» **RECORDS FOR THIS TASK**:
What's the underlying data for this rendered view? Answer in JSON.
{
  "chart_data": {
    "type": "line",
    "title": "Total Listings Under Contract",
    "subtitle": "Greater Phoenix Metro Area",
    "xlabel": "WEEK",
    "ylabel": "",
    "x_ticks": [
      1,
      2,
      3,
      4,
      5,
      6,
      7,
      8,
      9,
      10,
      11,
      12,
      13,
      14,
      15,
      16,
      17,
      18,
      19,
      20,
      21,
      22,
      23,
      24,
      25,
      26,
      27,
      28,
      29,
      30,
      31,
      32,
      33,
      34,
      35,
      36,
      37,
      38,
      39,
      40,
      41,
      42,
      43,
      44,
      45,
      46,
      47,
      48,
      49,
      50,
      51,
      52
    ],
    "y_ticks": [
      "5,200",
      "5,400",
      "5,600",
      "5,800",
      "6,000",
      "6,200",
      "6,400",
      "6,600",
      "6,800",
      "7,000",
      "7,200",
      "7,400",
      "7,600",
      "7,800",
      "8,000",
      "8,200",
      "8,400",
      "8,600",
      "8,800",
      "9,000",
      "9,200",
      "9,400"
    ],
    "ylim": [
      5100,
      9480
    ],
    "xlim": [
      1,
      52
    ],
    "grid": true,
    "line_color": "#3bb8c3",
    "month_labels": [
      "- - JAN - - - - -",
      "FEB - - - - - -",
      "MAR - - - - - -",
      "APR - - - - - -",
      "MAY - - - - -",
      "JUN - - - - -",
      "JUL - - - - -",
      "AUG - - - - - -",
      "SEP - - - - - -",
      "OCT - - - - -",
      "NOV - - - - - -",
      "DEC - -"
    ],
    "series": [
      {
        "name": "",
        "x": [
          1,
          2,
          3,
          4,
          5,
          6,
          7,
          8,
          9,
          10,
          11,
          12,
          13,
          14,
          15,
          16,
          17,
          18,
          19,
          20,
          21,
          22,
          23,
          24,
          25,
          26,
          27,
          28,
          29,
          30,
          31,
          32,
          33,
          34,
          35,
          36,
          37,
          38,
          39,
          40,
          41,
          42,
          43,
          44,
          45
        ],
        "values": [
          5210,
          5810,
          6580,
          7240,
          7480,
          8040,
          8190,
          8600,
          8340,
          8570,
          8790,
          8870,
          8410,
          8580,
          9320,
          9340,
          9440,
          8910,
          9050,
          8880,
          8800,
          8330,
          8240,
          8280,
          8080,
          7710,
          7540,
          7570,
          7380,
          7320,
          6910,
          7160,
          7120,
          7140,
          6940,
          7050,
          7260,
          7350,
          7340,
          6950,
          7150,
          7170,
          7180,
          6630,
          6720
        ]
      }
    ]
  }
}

» **WHAT THE TASK REQUIRES**: Please return the data above exactly as given.

» **FINISHED EXERCISE**:
What's the underlying data for this rendered view? Answer in JSON.
{
  "chart_data": {
    "type": "line",
    "title": "Total Listings Under Contract",
    "subtitle": "Greater Phoenix Metro Area",
    "xlabel": "WEEK",
    "ylabel": "",
    "x_ticks": [
      1,
      2,
      3,
      4,
      5,
      6,
      7,
      8,
      9,
      10,
      11,
      12,
      13,
      14,
      15,
      16,
      17,
      18,
      19,
      20,
      21,
      22,
      23,
      24,
      25,
      26,
      27,
      28,
      29,
      30,
      31,
      32,
      33,
      34,
      35,
      36,
      37,
      38,
      39,
      40,
      41,
      42,
      43,
      44,
      45,
      46,
      47,
      48,
      49,
      50,
      51,
      52
    ],
    "y_ticks": [
      "5,200",
      "5,400",
      "5,600",
      "5,800",
      "6,000",
      "6,200",
      "6,400",
      "6,600",
      "6,800",
      "7,000",
      "7,200",
      "7,400",
      "7,600",
      "7,800",
      "8,000",
      "8,200",
      "8,400",
      "8,600",
      "8,800",
      "9,000",
      "9,200",
      "9,400"
    ],
    "ylim": [
      5100,
      9480
    ],
    "xlim": [
      1,
      52
    ],
    "grid": true,
    "line_color": "#3bb8c3",
    "month_labels": [
      "- - JAN - - - - -",
      "FEB - - - - - -",
      "MAR - - - - - -",
      "APR - - - - - -",
      "MAY - - - - -",
      "JUN - - - - -",
      "JUL - - - - -",
      "AUG - - - - - -",
      "SEP - - - - - -",
      "OCT - - - - -",
      "NOV - - - - - -",
      "DEC - -"
    ],
    "series": [
      {
        "name": "",
        "x": [
          1,
          2,
          3,
          4,
          5,
          6,
          7,
          8,
          9,
          10,
          11,
          12,
          13,
          14,
          15,
          16,
          17,
          18,
          19,
          20,
          21,
          22,
          23,
          24,
          25,
          26,
          27,
          28,
          29,
          30,
          31,
          32,
          33,
          34,
          35,
          36,
          37,
          38,
          39,
          40,
          41,
          42,
          43,
          44,
          45
        ],
        "values": [
          5210,
          5810,
          6580,
          7240,
          7480,
          8040,
          8190,
          8600,
          8340,
          8570,
          8790,
          8870,
          8410,
          8580,
          9320,
          9340,
          9440,
          8910,
          9050,
          8880,
          8800,
          8330,
          8240,
          8280,
          8080,
          7710,
          7540,
          7570,
          7380,
          7320,
          6910,
          7160,
          7120,
          7140,
          6940,
          7050,
          7260,
          7350,
          7340,
          6950,
          7150,
          7170,
          7180,
          6630,
          6720
        ]
      }
    ]
  }
}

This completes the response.